[EXCERPT TO READ]:
▼

Apparently, thereafter, there was no communication between
appellant and Janet Hurst or L.B. for two years. Janet Hurst
testified that she routinely reviewed L.B.s cell phone. In
2016, Janet found some recent Instagram messages on the
phone. Those messages were allegedly between L.B. and
appellant. In the string of Instagram messages, appellant
allegedly confessed that he had raped L.B. two years earlier.
Janet confronted her daughter with the Instagram messages and
subsequently contacted the police. Thereafter, appellant was
charged with rape.
Before
trial, appellant filed a preliminary motion to determine the
admissibility of the Instagram messages and their content at
trial. Appellant admitted that the statements in those
messages could be construed as a confession; however, he
denied authoring the messages in question. He further
maintained that the State had failed to provide any evidence
linking him to the messages despite multiple subpoenas to
various entities, including Facebook, internet-service
providers, and Yahoo. Therefore, appellant argued in relevant
part that the messages were inadmissible because they could
not be authenticated under Arkansas Rule of Evidence 901
(2017).

▲

[SHORT PROBLEM 1]: In the excerpt about the Instagram messages, under which rule did the appellant argue that the messages could not be authenticated?

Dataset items
▼

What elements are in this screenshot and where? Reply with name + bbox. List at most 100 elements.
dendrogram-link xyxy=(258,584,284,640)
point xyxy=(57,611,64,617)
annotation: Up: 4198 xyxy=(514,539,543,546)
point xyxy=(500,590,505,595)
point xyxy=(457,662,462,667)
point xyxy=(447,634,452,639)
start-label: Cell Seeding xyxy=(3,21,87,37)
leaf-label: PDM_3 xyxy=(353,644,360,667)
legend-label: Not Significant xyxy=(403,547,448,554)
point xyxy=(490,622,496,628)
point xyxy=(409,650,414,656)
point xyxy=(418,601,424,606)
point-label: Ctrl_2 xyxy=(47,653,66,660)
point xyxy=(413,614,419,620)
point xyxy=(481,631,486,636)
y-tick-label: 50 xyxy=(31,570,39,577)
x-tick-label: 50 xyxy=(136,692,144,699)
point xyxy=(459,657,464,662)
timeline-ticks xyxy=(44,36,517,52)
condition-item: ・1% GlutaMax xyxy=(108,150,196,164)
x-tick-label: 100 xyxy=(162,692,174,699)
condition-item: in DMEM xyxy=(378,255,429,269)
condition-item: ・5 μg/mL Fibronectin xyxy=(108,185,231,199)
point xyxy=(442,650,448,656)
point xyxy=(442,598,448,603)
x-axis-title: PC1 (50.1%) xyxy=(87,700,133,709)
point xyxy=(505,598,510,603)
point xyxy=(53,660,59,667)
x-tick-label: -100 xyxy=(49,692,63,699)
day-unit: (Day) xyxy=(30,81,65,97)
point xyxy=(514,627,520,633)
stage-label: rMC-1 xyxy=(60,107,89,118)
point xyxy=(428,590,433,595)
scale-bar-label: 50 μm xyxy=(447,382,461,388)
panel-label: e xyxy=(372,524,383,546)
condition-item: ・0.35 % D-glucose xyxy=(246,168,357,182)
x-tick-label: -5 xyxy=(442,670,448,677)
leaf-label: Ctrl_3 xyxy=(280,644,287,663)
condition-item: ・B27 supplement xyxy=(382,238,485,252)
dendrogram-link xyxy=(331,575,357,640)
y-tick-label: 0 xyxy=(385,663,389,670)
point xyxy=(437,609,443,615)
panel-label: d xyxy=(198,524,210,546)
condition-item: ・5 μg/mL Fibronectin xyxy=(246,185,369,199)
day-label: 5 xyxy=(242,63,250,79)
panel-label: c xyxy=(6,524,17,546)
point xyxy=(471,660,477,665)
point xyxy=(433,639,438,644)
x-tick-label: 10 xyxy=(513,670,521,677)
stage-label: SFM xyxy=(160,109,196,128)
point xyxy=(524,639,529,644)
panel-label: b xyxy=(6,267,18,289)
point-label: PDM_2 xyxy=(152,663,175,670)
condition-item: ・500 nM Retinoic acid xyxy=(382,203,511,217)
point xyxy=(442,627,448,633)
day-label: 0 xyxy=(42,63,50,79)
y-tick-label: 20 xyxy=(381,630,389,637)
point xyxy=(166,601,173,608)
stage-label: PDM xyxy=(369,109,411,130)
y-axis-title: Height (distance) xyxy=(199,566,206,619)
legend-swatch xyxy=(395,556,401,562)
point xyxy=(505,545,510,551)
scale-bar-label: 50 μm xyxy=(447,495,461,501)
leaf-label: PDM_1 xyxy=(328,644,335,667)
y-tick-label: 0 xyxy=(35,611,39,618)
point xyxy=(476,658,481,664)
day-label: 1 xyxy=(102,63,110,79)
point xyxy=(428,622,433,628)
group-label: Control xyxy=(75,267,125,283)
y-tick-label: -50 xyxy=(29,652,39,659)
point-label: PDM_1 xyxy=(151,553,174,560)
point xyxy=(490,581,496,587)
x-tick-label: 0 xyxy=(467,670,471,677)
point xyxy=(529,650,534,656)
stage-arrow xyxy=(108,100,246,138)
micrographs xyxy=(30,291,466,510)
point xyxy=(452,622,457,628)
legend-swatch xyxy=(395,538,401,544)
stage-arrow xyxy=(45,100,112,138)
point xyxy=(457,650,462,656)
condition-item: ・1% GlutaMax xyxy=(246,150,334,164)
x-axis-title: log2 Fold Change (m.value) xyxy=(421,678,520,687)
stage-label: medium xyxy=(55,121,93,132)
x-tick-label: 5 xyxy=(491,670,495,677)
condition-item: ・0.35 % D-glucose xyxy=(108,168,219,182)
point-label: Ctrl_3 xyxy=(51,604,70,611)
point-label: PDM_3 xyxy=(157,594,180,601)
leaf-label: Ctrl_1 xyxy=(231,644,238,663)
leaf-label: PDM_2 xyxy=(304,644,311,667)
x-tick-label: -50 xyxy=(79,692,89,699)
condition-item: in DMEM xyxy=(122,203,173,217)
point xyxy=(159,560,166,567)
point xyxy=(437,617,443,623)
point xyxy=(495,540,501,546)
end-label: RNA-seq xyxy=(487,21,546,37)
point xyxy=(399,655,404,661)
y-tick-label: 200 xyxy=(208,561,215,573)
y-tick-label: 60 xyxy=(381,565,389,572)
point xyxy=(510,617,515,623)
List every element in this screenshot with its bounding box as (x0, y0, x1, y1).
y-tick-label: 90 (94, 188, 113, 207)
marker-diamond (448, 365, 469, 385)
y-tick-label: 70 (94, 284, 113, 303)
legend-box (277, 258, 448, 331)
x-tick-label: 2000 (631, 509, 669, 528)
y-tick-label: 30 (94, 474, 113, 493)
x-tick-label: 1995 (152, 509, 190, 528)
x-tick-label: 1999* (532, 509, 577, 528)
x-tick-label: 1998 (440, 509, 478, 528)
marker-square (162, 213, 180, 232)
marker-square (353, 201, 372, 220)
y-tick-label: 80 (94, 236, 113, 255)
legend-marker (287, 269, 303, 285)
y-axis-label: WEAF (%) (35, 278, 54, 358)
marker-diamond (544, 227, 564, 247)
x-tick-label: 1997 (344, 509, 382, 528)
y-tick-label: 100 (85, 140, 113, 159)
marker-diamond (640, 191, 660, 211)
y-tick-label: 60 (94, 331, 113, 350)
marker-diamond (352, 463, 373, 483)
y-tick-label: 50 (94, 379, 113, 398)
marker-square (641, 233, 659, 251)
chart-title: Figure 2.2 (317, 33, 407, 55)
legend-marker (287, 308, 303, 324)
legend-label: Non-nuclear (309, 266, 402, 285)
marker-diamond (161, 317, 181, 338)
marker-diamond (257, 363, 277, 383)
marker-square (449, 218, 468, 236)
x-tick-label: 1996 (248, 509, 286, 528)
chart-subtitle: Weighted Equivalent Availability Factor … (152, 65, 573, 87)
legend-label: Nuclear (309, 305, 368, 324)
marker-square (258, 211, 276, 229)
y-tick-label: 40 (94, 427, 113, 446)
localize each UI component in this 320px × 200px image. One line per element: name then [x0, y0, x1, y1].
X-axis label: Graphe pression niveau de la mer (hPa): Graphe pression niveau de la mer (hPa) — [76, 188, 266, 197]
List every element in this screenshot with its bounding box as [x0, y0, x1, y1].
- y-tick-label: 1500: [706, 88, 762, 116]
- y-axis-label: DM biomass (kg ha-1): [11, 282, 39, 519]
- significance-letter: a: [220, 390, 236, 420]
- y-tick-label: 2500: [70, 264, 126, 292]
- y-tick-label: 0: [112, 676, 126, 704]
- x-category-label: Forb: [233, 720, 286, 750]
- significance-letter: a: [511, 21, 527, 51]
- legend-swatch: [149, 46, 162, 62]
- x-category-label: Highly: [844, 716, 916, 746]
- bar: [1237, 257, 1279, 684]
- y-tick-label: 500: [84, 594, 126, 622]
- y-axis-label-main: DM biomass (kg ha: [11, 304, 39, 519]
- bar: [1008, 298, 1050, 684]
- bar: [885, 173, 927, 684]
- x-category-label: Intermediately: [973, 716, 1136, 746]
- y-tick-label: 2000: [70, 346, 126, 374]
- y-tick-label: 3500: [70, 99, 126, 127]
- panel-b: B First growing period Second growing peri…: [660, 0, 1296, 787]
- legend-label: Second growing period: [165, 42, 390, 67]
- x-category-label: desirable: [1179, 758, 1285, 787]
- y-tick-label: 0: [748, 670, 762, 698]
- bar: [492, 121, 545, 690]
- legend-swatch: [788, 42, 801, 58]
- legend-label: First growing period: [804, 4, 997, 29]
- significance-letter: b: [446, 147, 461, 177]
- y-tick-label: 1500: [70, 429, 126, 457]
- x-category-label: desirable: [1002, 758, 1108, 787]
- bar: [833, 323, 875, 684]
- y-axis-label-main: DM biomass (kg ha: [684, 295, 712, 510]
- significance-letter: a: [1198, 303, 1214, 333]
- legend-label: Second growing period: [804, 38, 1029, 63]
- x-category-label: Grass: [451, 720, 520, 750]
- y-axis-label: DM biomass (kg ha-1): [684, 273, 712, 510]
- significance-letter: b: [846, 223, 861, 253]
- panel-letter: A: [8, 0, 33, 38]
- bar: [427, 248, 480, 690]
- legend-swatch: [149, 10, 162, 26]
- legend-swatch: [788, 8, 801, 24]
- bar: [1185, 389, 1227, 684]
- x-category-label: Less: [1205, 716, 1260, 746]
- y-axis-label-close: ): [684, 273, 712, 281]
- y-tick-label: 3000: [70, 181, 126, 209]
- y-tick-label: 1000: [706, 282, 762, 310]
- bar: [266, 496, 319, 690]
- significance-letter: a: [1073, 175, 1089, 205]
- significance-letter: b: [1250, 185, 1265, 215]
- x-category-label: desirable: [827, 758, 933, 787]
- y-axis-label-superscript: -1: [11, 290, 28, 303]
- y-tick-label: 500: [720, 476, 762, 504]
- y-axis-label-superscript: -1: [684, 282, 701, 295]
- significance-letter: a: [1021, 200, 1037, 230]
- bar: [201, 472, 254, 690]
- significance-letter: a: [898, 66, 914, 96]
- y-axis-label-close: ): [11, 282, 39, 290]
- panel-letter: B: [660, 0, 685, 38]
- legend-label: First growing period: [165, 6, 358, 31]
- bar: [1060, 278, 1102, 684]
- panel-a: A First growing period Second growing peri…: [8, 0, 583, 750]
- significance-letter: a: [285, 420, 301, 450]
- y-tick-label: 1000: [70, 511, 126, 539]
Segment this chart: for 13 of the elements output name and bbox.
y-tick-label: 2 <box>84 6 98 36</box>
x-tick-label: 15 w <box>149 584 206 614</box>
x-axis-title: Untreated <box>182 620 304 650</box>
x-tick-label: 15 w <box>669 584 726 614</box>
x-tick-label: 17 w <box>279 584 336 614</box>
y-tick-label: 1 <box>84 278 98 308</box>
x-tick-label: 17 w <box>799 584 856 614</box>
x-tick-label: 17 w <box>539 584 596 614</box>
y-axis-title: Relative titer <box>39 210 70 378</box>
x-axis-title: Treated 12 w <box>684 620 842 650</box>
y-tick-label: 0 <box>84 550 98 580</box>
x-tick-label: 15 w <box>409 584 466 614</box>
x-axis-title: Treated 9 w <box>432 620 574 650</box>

▲

[SHORT PROBLEM 2]: Copy the dataset items word for word, from their first line up to and including the line with "dendrogram-link xyxy=(331,575,357,640)".

[COMPLETE OUTPUT 1]: Arkansas Rule of Evidence 901 (2017).

[COMPLETE OUTPUT 2]:
What elements are in this screenshot and where? Reply with name + bbox. List at most 100 elements.
dendrogram-link xyxy=(258,584,284,640)
point xyxy=(57,611,64,617)
annotation: Up: 4198 xyxy=(514,539,543,546)
point xyxy=(500,590,505,595)
point xyxy=(457,662,462,667)
point xyxy=(447,634,452,639)
start-label: Cell Seeding xyxy=(3,21,87,37)
leaf-label: PDM_3 xyxy=(353,644,360,667)
legend-label: Not Significant xyxy=(403,547,448,554)
point xyxy=(490,622,496,628)
point xyxy=(409,650,414,656)
point xyxy=(418,601,424,606)
point-label: Ctrl_2 xyxy=(47,653,66,660)
point xyxy=(413,614,419,620)
point xyxy=(481,631,486,636)
y-tick-label: 50 xyxy=(31,570,39,577)
x-tick-label: 50 xyxy=(136,692,144,699)
point xyxy=(459,657,464,662)
timeline-ticks xyxy=(44,36,517,52)
condition-item: ・1% GlutaMax xyxy=(108,150,196,164)
x-tick-label: 100 xyxy=(162,692,174,699)
condition-item: in DMEM xyxy=(378,255,429,269)
condition-item: ・5 μg/mL Fibronectin xyxy=(108,185,231,199)
point xyxy=(442,650,448,656)
point xyxy=(442,598,448,603)
x-axis-title: PC1 (50.1%) xyxy=(87,700,133,709)
point xyxy=(505,598,510,603)
point xyxy=(53,660,59,667)
x-tick-label: -100 xyxy=(49,692,63,699)
day-unit: (Day) xyxy=(30,81,65,97)
point xyxy=(514,627,520,633)
stage-label: rMC-1 xyxy=(60,107,89,118)
point xyxy=(428,590,433,595)
scale-bar-label: 50 μm xyxy=(447,382,461,388)
panel-label: e xyxy=(372,524,383,546)
condition-item: ・0.35 % D-glucose xyxy=(246,168,357,182)
x-tick-label: -5 xyxy=(442,670,448,677)
leaf-label: Ctrl_3 xyxy=(280,644,287,663)
condition-item: ・B27 supplement xyxy=(382,238,485,252)
dendrogram-link xyxy=(331,575,357,640)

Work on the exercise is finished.